- [DIRECTION 1]: In the excerpt on patentable subject matter, switch "artificial effect" to "tangible effect" and give the passage from "Is the mere" to "determine manner of manufacture?".

━━━━━━

26.In Myriad, Gageler and Nettle JJ. stressed the importance of having regard to the substance of the claimed invention, not simply the form of the claim. [144]:-
“Whatever words have been used, the matter must be looked at as one of substance and effect must be given to the true nature of the claim.”
27.The principle of identifying the substance of the invention when determining whether a computer implemented method is patentable was discussed in multiple decisions. For instance, Commissioner of Patents v RPL Central Pty. Ltd. [2015] FCAFC 177 (“RPL”) at [96] – [98] :
“A claimed invention must be examined to ascertain whether it is in substance a scheme or plan or whether it can broadly be described as an improvement in computer technology. The basis for the analysis starts with the fact that a business method, or mere scheme, is not, per se, patentable. The fact that it is a scheme or business method does not exclude it from properly being the subject of letters patent, but it must be more than that. There must be more than an abstract idea; it must involve the creation of an artificial state of affairs where the computer is integral to the invention, rather than a mere tool in which the invention is performed. Where the claimed invention is to a computerised business method, the invention must lie in that computerisation. It is not a patentable invention simply to ‘put’ a business method ‘into’ a computer to implement the business method using the computer for its well- known and understood functions.
Is the mere implementation of an abstract idea in a well-known machine sufficient to render patentable subject matter? Is the artificial effect that arises, because information is stored in RAM and there is communication over the Internet or wifi, sufficient? Does any physical effect give rise to a manner of manufacture? Are the mere presence of an artificial effect and economic utility, without more, sufficient to determine manner of manufacture?

━━━━━━

- [DIRECTION 2]: Copy the records word for word, from their first line through the line containing "- puzzle-icon: [26, 307, 46, 326]".

- [DATA FOR THE TASK]:
━━━━━━

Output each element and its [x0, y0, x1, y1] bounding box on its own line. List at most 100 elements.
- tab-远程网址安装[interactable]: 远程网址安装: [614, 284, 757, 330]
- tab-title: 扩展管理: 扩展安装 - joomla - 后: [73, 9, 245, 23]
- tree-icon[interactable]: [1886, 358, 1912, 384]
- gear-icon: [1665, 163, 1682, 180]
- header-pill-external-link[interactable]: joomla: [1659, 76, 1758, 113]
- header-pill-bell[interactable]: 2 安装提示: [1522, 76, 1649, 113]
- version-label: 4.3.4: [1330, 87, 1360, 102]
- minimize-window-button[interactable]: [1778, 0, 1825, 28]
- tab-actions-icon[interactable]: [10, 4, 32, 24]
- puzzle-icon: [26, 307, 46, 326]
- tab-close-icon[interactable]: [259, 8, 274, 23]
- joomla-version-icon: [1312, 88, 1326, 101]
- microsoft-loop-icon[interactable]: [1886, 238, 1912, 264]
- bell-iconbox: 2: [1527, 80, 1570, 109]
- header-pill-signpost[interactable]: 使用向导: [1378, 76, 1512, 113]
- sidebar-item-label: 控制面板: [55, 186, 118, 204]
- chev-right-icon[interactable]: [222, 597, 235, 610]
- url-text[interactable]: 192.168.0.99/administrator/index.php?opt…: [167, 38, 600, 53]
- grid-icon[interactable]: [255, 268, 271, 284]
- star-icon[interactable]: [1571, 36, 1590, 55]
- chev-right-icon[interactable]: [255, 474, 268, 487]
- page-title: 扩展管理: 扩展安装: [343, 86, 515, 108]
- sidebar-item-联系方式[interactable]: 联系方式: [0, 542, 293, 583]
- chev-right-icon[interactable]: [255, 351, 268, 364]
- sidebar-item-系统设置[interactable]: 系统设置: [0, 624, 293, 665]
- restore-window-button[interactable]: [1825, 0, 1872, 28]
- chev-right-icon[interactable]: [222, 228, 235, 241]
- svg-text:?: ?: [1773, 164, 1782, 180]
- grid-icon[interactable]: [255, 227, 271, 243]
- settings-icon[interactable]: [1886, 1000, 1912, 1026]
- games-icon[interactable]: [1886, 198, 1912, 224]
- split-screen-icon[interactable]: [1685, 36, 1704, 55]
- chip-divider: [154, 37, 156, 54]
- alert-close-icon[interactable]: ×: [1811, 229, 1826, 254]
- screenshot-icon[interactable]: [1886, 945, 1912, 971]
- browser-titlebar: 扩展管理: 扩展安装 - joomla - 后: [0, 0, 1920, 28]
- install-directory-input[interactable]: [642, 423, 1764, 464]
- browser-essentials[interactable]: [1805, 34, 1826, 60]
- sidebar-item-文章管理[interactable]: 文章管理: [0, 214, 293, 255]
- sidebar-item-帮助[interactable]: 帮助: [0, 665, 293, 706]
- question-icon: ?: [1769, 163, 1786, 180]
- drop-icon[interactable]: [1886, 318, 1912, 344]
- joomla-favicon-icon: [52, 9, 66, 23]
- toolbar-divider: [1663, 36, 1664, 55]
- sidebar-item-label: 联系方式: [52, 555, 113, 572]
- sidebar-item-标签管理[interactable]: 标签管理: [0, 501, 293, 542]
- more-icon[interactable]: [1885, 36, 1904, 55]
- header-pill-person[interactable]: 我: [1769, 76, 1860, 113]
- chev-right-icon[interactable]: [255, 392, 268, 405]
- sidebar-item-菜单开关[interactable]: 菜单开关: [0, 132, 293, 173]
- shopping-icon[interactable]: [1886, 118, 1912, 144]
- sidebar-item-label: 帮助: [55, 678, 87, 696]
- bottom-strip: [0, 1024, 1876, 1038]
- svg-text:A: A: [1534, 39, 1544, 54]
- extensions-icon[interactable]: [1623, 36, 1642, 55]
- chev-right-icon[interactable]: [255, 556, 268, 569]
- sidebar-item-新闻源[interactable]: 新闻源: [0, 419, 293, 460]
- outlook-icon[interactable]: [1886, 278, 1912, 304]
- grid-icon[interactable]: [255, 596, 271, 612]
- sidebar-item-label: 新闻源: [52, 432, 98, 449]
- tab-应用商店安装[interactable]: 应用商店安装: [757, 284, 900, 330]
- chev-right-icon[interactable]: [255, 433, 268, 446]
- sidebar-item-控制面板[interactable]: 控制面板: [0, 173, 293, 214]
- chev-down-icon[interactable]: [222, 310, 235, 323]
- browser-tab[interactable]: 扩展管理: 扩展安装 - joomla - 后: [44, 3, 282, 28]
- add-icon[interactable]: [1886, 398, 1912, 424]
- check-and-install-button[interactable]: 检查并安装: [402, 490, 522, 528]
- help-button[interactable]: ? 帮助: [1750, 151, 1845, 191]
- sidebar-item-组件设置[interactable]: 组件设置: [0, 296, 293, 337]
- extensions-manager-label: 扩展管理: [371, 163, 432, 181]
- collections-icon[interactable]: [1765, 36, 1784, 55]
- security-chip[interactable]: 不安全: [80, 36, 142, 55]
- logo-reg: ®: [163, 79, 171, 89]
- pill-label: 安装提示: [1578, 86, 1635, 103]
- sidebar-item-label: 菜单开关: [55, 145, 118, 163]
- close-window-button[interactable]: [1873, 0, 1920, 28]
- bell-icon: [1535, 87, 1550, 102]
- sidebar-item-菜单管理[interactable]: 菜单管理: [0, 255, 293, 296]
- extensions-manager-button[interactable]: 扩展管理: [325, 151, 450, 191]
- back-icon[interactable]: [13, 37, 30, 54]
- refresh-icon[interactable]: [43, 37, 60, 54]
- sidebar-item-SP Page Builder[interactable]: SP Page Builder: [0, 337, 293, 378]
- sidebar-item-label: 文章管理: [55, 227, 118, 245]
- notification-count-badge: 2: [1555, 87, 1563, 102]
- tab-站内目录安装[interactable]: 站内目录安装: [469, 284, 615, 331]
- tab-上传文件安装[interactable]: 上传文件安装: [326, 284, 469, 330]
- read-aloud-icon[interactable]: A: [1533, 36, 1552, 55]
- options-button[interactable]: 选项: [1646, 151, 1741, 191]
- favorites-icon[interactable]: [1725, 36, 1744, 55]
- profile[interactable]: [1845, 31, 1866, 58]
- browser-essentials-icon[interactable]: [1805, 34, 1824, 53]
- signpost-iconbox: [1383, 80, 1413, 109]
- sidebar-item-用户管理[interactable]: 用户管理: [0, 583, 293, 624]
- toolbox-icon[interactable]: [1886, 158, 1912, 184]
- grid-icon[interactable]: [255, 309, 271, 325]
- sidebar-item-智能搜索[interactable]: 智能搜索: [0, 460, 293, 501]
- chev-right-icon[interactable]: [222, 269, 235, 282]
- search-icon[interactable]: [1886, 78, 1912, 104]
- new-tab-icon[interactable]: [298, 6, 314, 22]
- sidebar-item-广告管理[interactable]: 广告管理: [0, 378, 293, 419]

━━━━━━

- [WRITTEN REPLY 1]:
Is the mere implementation of an abstract idea in a well-known machine sufficient to render patentable subject matter? Is the tangible effect that arises, because information is stored in RAM and there is communication over the Internet or wifi, sufficient? Does any physical effect give rise to a manner of manufacture? Are the mere presence of an tangible effect and economic utility, without more, sufficient to determine manner of manufacture?

- [WRITTEN REPLY 2]:
Output each element and its [x0, y0, x1, y1] bounding box on its own line. List at most 100 elements.
- tab-远程网址安装[interactable]: 远程网址安装: [614, 284, 757, 330]
- tab-title: 扩展管理: 扩展安装 - joomla - 后: [73, 9, 245, 23]
- tree-icon[interactable]: [1886, 358, 1912, 384]
- gear-icon: [1665, 163, 1682, 180]
- header-pill-external-link[interactable]: joomla: [1659, 76, 1758, 113]
- header-pill-bell[interactable]: 2 安装提示: [1522, 76, 1649, 113]
- version-label: 4.3.4: [1330, 87, 1360, 102]
- minimize-window-button[interactable]: [1778, 0, 1825, 28]
- tab-actions-icon[interactable]: [10, 4, 32, 24]
- puzzle-icon: [26, 307, 46, 326]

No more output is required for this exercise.